> _PASSAGE SHOWN_
Title: Patterns of estrogen occurrence in sewage treatment effluent (STPE) from a university campus Authors
Submitted to: Proceedings of the American Society of Agricultural and Biological Engineers International (ASABE)
Publication Type: Proceedings
Publication Acceptance Date: July 20, 2012
Publication Date: August 1, 2012
Citation: Asem-Hiablie, S., Herschel, E.A., Church, C., Watson, J.E., Williams, C.F. 2012. Patterns of estrogen occurrence in sewage treatment effluent (STPE) from a university campus. In: Proceedings of the American Society of Agricultural and Biological Engineers International (ASABE), July 29 - August 1, 2012, Dallas Texas. Paper No. 121338255. Interpretive Summary: An interpretive summary is not required.

> _PROVIDED MATERIAL_
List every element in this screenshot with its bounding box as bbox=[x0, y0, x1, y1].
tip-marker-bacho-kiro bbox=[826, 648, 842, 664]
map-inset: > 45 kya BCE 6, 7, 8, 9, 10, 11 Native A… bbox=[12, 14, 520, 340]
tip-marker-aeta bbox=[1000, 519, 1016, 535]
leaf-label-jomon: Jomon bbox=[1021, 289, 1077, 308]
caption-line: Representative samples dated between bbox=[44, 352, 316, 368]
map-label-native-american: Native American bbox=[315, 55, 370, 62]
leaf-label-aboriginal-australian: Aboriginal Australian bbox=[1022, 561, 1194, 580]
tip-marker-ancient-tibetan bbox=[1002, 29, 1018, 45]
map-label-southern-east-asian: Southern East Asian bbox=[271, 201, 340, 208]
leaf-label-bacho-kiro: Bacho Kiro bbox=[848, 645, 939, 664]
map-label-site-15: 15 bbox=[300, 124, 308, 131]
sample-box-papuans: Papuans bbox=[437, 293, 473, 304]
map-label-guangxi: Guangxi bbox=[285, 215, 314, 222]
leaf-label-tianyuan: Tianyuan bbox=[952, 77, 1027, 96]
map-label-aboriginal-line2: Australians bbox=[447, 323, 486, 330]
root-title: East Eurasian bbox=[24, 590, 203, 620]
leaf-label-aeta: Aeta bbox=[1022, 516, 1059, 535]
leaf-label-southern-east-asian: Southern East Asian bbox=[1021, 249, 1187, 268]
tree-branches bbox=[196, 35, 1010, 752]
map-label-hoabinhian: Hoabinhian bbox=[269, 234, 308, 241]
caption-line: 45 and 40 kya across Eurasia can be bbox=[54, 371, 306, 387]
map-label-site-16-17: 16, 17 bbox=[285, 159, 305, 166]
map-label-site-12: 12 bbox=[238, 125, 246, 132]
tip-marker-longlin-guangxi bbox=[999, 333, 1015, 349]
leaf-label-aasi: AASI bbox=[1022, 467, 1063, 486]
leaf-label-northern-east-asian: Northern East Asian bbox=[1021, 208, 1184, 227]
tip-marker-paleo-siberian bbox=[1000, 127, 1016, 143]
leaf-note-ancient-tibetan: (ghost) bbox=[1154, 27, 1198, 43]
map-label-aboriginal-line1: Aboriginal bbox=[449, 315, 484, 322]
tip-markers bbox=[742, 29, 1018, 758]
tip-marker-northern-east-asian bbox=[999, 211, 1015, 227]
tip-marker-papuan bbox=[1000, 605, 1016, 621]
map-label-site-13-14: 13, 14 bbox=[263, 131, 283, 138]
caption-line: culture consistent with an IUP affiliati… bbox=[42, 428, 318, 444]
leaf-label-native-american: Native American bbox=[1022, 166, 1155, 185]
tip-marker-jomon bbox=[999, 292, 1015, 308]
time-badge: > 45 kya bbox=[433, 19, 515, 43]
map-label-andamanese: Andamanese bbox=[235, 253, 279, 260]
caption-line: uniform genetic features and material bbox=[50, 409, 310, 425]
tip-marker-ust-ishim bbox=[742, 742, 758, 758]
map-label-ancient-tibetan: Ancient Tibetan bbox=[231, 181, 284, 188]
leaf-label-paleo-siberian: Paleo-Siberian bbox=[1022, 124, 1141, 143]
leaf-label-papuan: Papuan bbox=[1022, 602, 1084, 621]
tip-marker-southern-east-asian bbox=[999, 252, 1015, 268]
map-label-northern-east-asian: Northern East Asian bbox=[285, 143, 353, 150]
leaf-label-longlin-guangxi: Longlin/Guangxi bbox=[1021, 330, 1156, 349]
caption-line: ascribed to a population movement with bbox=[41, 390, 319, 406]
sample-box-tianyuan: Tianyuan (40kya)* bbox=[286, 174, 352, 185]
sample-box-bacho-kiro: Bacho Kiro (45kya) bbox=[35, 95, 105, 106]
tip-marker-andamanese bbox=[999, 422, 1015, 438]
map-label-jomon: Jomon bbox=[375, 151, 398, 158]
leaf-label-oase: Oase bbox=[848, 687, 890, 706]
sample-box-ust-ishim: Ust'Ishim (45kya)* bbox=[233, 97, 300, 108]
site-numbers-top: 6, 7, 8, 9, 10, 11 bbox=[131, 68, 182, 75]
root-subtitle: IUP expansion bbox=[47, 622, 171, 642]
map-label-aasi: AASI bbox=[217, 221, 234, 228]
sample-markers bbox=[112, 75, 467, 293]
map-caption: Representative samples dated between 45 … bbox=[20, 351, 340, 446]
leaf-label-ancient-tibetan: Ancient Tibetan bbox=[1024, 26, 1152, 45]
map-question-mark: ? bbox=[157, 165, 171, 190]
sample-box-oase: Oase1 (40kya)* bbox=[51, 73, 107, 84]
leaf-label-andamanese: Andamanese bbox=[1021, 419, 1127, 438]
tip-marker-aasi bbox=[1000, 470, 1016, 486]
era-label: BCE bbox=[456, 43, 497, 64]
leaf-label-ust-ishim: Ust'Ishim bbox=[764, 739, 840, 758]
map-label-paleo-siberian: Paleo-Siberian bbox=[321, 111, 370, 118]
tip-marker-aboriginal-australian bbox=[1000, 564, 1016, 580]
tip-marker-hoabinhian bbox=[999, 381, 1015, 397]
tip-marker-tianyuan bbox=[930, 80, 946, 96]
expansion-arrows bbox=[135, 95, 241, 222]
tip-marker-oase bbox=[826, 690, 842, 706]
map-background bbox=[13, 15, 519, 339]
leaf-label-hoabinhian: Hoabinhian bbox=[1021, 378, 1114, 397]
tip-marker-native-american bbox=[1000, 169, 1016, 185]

> _PROBLEM_
Determine whether each of the following statements agrees with the bibliographic entry above, and for each answer yes or no, quoting the words of the entry that decide it.
1. The proceedings in which the paper appears are associated with a meeting held in Dallas, Texas.
2. The item is listed as a journal article.
3. The entry supplies an interpretive summary of the study.

> _RESPONSE AREA_
1. Yes: "July 29 - August 1, 2012, Dallas Texas"
2. No: "Publication Type: Proceedings"
3. No: "Interpretive Summary: An interpretive summary is not required."